**Given instruction**
Look for the string "name" in every line, and copy each line that has it.

**Recorded data**
* Begin *

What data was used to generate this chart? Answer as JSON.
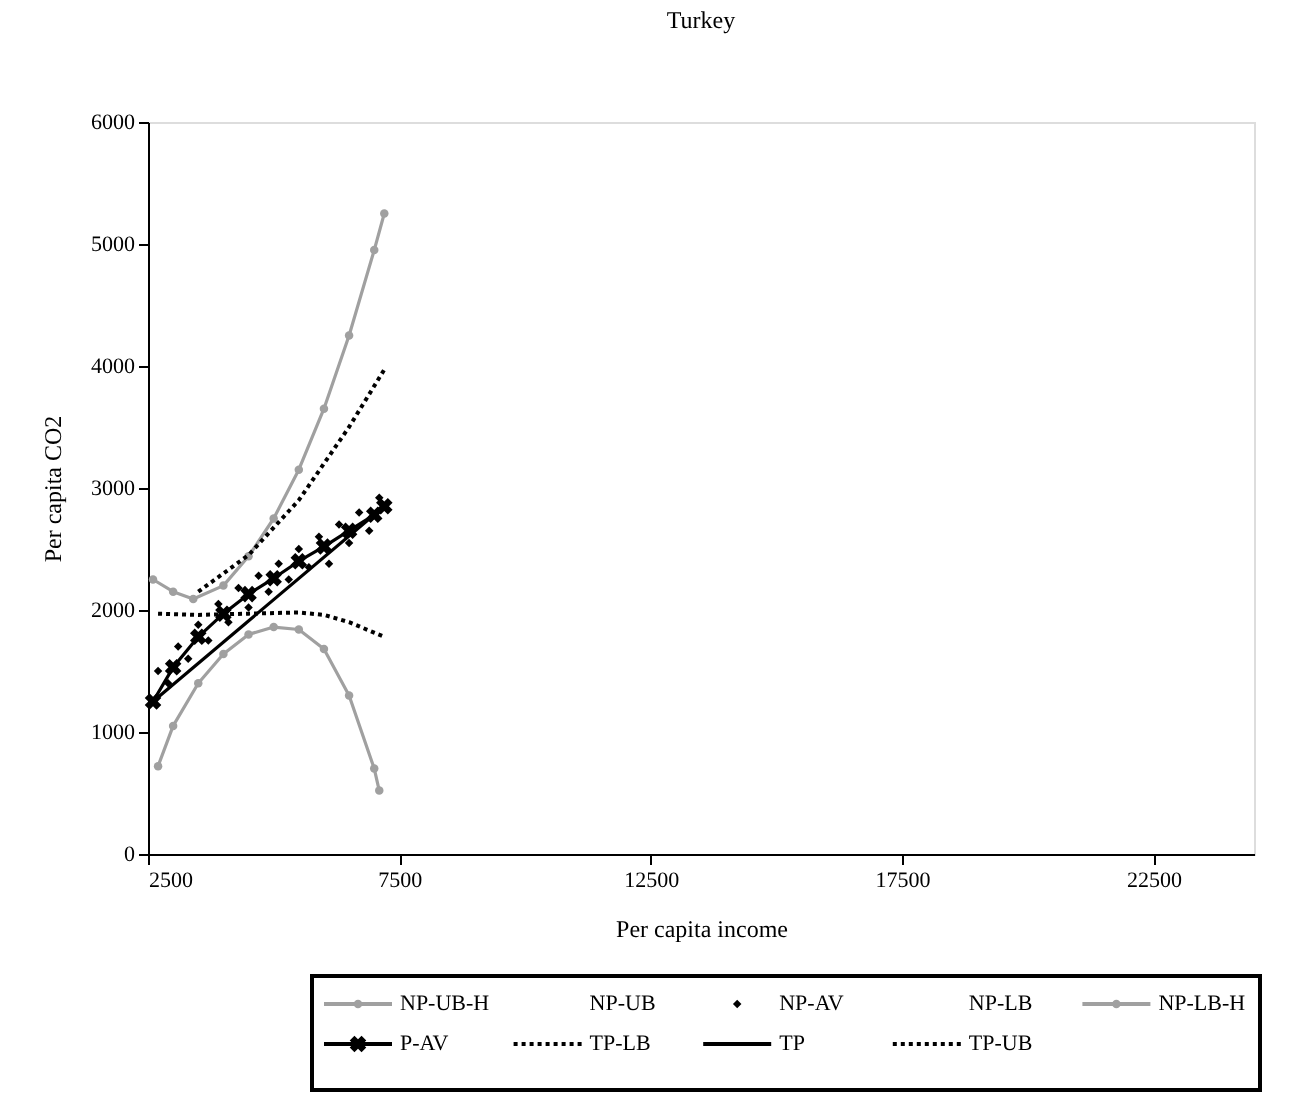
{
  "chart_data": {
    "type": "line",
    "title": "Turkey",
    "xlabel": "Per capita income",
    "ylabel": "Per capita CO2",
    "xlim": [
      2500,
      24500
    ],
    "xticks": [
      2500,
      7500,
      12500,
      17500,
      22500
    ],
    "ylim": [
      0,
      6000
    ],
    "yticks": [
      0,
      1000,
      2000,
      3000,
      4000,
      5000,
      6000
    ],
    "grid": false,
    "legend": "bottom",
    "series": [
      {
        "name": "NP-UB-H",
        "color": "#a0a0a0",
        "marker": "circle",
        "line_style": "solid",
        "x": [
          2600,
          3000,
          3400,
          4000,
          4500,
          5000,
          5500,
          6000,
          6500,
          7000,
          7200
        ],
        "values": [
          2250,
          2150,
          2090,
          2200,
          2440,
          2750,
          3150,
          3650,
          4250,
          4950,
          5250
        ]
      },
      {
        "name": "NP-UB",
        "color": null
      },
      {
        "name": "NP-AV",
        "type": "scatter",
        "color": "#000000",
        "marker": "diamond",
        "x": [
          2700,
          2900,
          3100,
          3300,
          3500,
          3700,
          3900,
          4100,
          4300,
          4500,
          4700,
          4900,
          5100,
          5300,
          5500,
          5700,
          5900,
          6100,
          6300,
          6500,
          6700,
          6900,
          7100
        ],
        "values": [
          1500,
          1400,
          1700,
          1600,
          1880,
          1750,
          2050,
          1900,
          2180,
          2020,
          2280,
          2150,
          2380,
          2250,
          2500,
          2350,
          2600,
          2380,
          2700,
          2550,
          2800,
          2650,
          2920
        ]
      },
      {
        "name": "NP-LB",
        "color": null
      },
      {
        "name": "NP-LB-H",
        "color": "#a0a0a0",
        "marker": "circle",
        "line_style": "solid",
        "x": [
          2700,
          3000,
          3500,
          4000,
          4500,
          5000,
          5500,
          6000,
          6500,
          7000,
          7100
        ],
        "values": [
          720,
          1050,
          1400,
          1640,
          1800,
          1860,
          1840,
          1680,
          1300,
          700,
          520
        ]
      },
      {
        "name": "P-AV",
        "color": "#000000",
        "marker": "cross",
        "line_style": "solid",
        "x": [
          2600,
          3000,
          3500,
          4000,
          4500,
          5000,
          5500,
          6000,
          6500,
          7000,
          7200
        ],
        "values": [
          1250,
          1530,
          1780,
          1970,
          2130,
          2260,
          2400,
          2520,
          2650,
          2780,
          2850
        ]
      },
      {
        "name": "TP-LB",
        "color": "#000000",
        "marker": "none",
        "line_style": "dotted",
        "x": [
          2700,
          3500,
          4500,
          5500,
          6000,
          6500,
          7200
        ],
        "values": [
          1970,
          1960,
          1970,
          1980,
          1960,
          1900,
          1780
        ]
      },
      {
        "name": "TP",
        "color": "#000000",
        "marker": "none",
        "line_style": "solid",
        "x": [
          2600,
          7200
        ],
        "values": [
          1250,
          2850
        ]
      },
      {
        "name": "TP-UB",
        "color": "#000000",
        "marker": "none",
        "line_style": "dotted",
        "x": [
          3500,
          4500,
          5500,
          6500,
          7200
        ],
        "values": [
          2150,
          2450,
          2900,
          3500,
          3970
        ]
      }
    ]
  }
}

* End *

**Answer to this problem**
        "name": "NP-UB-H",
        "name": "NP-UB",
        "name": "NP-AV",
        "name": "NP-LB",
        "name": "NP-LB-H",
        "name": "P-AV",
        "name": "TP-LB",
        "name": "TP",
        "name": "TP-UB",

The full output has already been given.